## Task directions
Return the number of lines that contain the word "อคำส", and return nothing else.

## Data in this exercise
______________________________

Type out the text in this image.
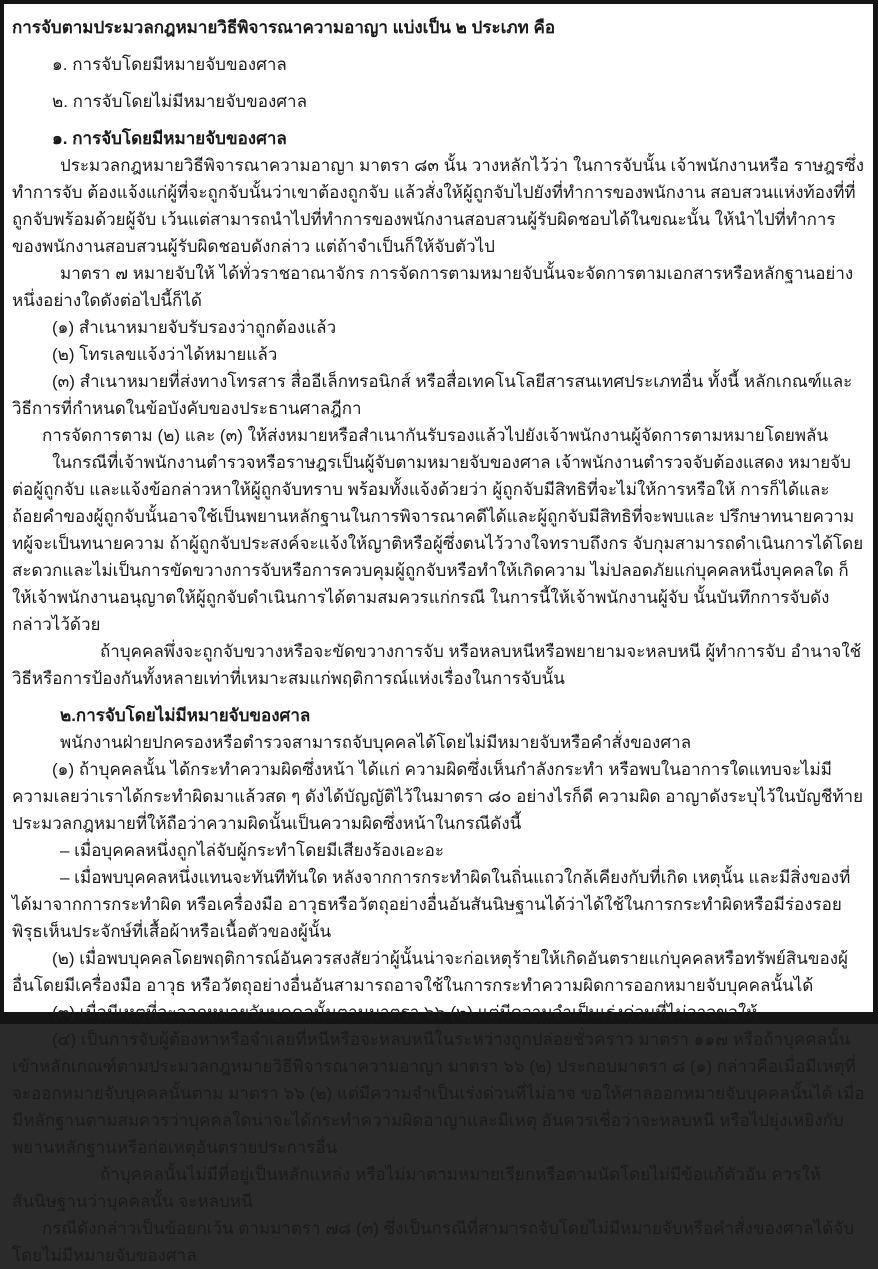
การจับตามประมวลกฎหมายวิธีพิจารณาความอาญา แบ่งเป็น ๒ ประเภท คือ

๑. การจับโดยมีหมายจับของศาล

๒. การจับโดยไม่มีหมายจับของศาล

๑. การจับโดยมีหมายจับของศาล

ประมวลกฎหมายวิธีพิจารณาความอาญา มาตรา ๘๓ นั้น วางหลักไว้ว่า ในการจับนั้น เจ้าพนักงานหรือ ราษฎรซึ่งทำการจับ ต้องแจ้งแก่ผู้ที่จะถูกจับนั้นว่าเขาต้องถูกจับ แล้วสั่งให้ผู้ถูกจับไปยังที่ทำการของพนักงาน สอบสวนแห่งท้องที่ที่ถูกจับพร้อมด้วยผู้จับ เว้นแต่สามารถนำไปที่ทำการของพนักงานสอบสวนผู้รับผิดชอบได้ในขณะนั้น ให้นำไปที่ทำการของพนักงานสอบสวนผู้รับผิดชอบดังกล่าว แต่ถ้าจำเป็นก็ให้จับตัวไป

มาตรา ๗ หมายจับให้ ได้ทั่วราชอาณาจักร การจัดการตามหมายจับนั้นจะจัดการตามเอกสารหรือหลักฐานอย่างหนึ่งอย่างใดดังต่อไปนี้ก็ได้

(๑) สำเนาหมายจับรับรองว่าถูกต้องแล้ว

(๒) โทรเลขแจ้งว่าได้หมายแล้ว

(๓) สำเนาหมายที่ส่งทางโทรสาร สื่ออีเล็กทรอนิกส์ หรือสื่อเทคโนโลยีสารสนเทศประเภทอื่น ทั้งนี้ หลักเกณฑ์และวิธีการที่กำหนดในข้อบังคับของประธานศาลฎีกา

การจัดการตาม (๒) และ (๓) ให้ส่งหมายหรือสำเนากันรับรองแล้วไปยังเจ้าพนักงานผู้จัดการตามหมายโดยพลัน

ในกรณีที่เจ้าพนักงานตำรวจหรือราษฎรเป็นผู้จับตามหมายจับของศาล เจ้าพนักงานตำรวจจับต้องแสดง หมายจับต่อผู้ถูกจับ และแจ้งข้อกล่าวหาให้ผู้ถูกจับทราบ พร้อมทั้งแจ้งด้วยว่า ผู้ถูกจับมีสิทธิที่จะไม่ให้การหรือให้ การก็ได้และถ้อยคำของผู้ถูกจับนั้นอาจใช้เป็นพยานหลักฐานในการพิจารณาคดีได้และผู้ถูกจับมีสิทธิที่จะพบและ ปรึกษาทนายความ ทผู้จะเป็นทนายความ ถ้าผู้ถูกจับประสงค์จะแจ้งให้ญาติหรือผู้ซึ่งตนไว้วางใจทราบถึงกร จับกุมสามารถดำเนินการได้โดยสะดวกและไม่เป็นการขัดขวางการจับหรือการควบคุมผู้ถูกจับหรือทำให้เกิดความ ไม่ปลอดภัยแก่บุคคลหนึ่งบุคคลใด ก็ให้เจ้าพนักงานอนุญาตให้ผู้ถูกจับดำเนินการได้ตามสมควรแก่กรณี ในการนี้ให้เจ้าพนักงานผู้จับ นั้นบันทึกการจับดังกล่าวไว้ด้วย

ถ้าบุคคลพึ่งจะถูกจับขวางหรือจะขัดขวางการจับ หรือหลบหนีหรือพยายามจะหลบหนี ผู้ทำการจับ อำนาจใช้วิธีหรือการป้องกันทั้งหลายเท่าที่เหมาะสมแก่พฤติการณ์แห่งเรื่องในการจับนั้น

๒.การจับโดยไม่มีหมายจับของศาล

พนักงานฝ่ายปกครองหรือตำรวจสามารถจับบุคคลได้โดยไม่มีหมายจับหรือคำสั่งของศาล

(๑) ถ้าบุคคลนั้น ได้กระทำความผิดซึ่งหน้า ได้แก่ ความผิดซึ่งเห็นกำลังกระทำ หรือพบในอาการใดแทบจะไม่มีความเลยว่าเราได้กระทำผิดมาแล้วสด ๆ ดังได้บัญญัติไว้ในมาตรา ๘๐ อย่างไรก็ดี ความผิด อาญาดังระบุไว้ในบัญชีท้ายประมวลกฎหมายที่ให้ถือว่าความผิดนั้นเป็นความผิดซึ่งหน้าในกรณีดังนี้

– เมื่อบุคคลหนึ่งถูกไล่จับผู้กระทำโดยมีเสียงร้องเอะอะ

– เมื่อพบบุคคลหนึ่งแทนจะทันทีทันใด หลังจากการกระทำผิดในถิ่นแถวใกล้เคียงกับที่เกิด เหตุนั้น และมีสิ่งของที่ได้มาจากการกระทำผิด หรือเครื่องมือ อาวุธหรือวัตถุอย่างอื่นอันสันนิษฐานได้ว่าได้ใช้ในการกระทำผิดหรือมีร่องรอยพิรุธเห็นประจักษ์ที่เสื้อผ้าหรือเนื้อตัวของผู้นั้น

(๒) เมื่อพบบุคคลโดยพฤติการณ์อันควรสงสัยว่าผู้นั้นน่าจะก่อเหตุร้ายให้เกิดอันตรายแก่บุคคลหรือทรัพย์สินของผู้อื่นโดยมีเครื่องมือ อาวุธ หรือวัตถุอย่างอื่นอันสามารถอาจใช้ในการกระทำความผิดการออกหมายจับบุคคลนั้นได้

(๓) เมื่อมีเหตุที่จะออกหมายจับบุคคลนั้นตามมาตรา ๖๖ (๒) แต่มีความจำเป็นเร่งด่วนที่ไม่อาจขอให้

(๔) เป็นการจับผู้ต้องหาหรือจำเลยที่หนีหรือจะหลบหนีในระหว่างถูกปล่อยชั่วคราว มาตรา ๑๑๗ หรือถ้าบุคคลนั้น เข้าหลักเกณฑ์ตามประมวลกฎหมายวิธีพิจารณาความอาญา มาตรา ๖๖ (๒) ประกอบมาตรา ๘ (๑) กล่าวคือเมื่อมีเหตุที่จะออกหมายจับบุคคลนั้นตาม มาตรา ๖๖ (๒) แต่มีความจำเป็นเร่งด่วนที่ไม่อาจ ขอให้ศาลออกหมายจับบุคคลนั้นได้ เมื่อมีหลักฐานตามสมควรว่าบุคคลใดน่าจะได้กระทำความผิดอาญาและมีเหตุ อันควรเชื่อว่าจะหลบหนี หรือไปยุ่งเหยิงกับพยานหลักฐานหรือก่อเหตุอันตรายประการอื่น

ถ้าบุคคลนั้นไม่มีที่อยู่เป็นหลักแหล่ง หรือไม่มาตามหมายเรียกหรือตามนัดโดยไม่มีข้อแก้ตัวอัน ควรให้สันนิษฐานว่าบุคคลนั้น จะหลบหนี

กรณีดังกล่าวเป็นข้อยกเว้น ตามมาตรา ๗๘ (๓) ซึ่งเป็นกรณีที่สามารถจับโดยไม่มีหมายจับหรือคำสั่งของศาลได้จับโดยไม่มีหมายจับของศาล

______________________________

## Solution to this exercise
2